(Dataset rows)
──────
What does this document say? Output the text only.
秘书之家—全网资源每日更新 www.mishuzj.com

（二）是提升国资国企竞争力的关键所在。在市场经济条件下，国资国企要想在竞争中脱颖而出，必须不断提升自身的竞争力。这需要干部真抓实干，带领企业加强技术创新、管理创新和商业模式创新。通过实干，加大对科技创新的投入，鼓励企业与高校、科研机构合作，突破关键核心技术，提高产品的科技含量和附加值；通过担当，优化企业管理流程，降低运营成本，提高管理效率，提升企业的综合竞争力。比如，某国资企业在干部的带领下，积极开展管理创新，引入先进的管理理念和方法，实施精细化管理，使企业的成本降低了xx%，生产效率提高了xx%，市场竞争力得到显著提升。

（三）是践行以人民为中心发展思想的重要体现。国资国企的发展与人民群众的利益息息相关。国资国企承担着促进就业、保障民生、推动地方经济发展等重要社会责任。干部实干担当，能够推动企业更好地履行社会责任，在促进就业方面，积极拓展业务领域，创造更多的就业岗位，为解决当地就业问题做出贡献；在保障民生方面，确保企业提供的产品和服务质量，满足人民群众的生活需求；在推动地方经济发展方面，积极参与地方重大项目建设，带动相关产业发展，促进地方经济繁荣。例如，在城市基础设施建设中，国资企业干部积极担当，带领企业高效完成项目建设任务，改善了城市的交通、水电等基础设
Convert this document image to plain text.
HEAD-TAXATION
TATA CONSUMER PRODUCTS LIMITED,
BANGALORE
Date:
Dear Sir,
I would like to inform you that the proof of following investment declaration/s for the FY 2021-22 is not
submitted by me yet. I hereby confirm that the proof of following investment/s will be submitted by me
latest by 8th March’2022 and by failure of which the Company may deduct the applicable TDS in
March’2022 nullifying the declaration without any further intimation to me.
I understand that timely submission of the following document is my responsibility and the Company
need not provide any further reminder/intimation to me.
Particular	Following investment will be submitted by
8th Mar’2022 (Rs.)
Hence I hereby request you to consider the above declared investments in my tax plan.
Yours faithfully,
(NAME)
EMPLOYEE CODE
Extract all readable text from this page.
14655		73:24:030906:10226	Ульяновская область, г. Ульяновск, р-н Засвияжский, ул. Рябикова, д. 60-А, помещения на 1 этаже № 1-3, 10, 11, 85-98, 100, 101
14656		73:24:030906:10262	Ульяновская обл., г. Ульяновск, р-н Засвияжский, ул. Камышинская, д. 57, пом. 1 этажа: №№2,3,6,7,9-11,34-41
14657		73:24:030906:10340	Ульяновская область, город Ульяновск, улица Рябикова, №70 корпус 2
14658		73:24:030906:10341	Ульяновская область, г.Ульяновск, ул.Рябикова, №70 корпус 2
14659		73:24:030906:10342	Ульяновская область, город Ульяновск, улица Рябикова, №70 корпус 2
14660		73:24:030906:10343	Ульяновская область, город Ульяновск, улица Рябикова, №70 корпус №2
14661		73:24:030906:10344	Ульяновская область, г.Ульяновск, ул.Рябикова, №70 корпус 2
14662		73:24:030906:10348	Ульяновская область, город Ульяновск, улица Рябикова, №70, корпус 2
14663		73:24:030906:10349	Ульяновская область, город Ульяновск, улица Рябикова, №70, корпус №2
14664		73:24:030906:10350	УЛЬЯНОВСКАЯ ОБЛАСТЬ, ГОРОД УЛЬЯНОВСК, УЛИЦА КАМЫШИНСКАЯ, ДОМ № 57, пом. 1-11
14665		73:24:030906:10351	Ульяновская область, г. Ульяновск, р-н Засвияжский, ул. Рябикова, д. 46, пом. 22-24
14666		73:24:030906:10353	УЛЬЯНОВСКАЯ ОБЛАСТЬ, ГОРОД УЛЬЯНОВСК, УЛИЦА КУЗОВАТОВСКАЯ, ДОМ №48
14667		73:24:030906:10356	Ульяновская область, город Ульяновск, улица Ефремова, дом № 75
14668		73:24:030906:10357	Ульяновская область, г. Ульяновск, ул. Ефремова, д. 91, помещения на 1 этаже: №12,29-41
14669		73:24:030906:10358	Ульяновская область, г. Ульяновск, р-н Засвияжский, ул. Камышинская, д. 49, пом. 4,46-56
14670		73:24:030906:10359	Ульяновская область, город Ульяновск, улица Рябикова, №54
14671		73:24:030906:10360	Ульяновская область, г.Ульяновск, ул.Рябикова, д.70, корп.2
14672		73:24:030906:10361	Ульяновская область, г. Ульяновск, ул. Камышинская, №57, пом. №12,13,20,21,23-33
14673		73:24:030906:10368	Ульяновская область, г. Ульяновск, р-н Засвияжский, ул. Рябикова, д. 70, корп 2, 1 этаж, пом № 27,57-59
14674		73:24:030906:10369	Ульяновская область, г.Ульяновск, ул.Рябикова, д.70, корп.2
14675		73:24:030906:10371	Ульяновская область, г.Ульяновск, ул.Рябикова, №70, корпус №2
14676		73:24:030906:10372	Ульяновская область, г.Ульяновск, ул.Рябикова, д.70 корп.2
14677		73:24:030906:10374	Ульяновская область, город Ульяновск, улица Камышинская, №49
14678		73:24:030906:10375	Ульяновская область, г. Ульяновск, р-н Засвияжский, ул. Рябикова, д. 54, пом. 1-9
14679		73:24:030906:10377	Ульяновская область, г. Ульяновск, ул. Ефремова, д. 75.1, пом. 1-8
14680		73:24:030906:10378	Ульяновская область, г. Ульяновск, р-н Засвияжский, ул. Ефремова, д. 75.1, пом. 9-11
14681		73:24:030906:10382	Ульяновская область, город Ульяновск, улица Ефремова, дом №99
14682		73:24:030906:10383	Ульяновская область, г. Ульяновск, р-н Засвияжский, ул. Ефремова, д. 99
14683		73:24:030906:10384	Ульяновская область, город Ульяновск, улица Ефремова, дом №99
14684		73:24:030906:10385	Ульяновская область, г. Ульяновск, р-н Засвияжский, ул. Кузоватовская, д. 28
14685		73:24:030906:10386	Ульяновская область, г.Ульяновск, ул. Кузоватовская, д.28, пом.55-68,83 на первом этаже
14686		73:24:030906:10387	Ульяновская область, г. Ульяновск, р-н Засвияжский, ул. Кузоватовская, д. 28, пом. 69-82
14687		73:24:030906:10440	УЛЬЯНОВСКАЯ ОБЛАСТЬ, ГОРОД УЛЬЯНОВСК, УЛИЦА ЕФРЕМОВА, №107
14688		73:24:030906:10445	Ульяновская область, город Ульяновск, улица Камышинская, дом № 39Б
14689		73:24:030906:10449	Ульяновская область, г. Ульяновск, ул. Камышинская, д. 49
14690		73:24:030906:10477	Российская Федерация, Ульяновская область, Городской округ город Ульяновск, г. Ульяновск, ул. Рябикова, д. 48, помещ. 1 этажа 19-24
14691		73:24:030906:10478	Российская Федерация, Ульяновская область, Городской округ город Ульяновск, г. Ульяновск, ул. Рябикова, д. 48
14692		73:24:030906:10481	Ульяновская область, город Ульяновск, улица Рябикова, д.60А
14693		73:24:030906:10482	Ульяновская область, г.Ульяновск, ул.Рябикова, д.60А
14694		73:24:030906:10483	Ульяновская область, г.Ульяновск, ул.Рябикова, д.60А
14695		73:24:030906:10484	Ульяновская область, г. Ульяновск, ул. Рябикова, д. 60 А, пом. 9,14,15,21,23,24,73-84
──────
**Direction**
Count how many lines of the data include the word "intimation". Your reply should be that number alone.

**Written answer**
2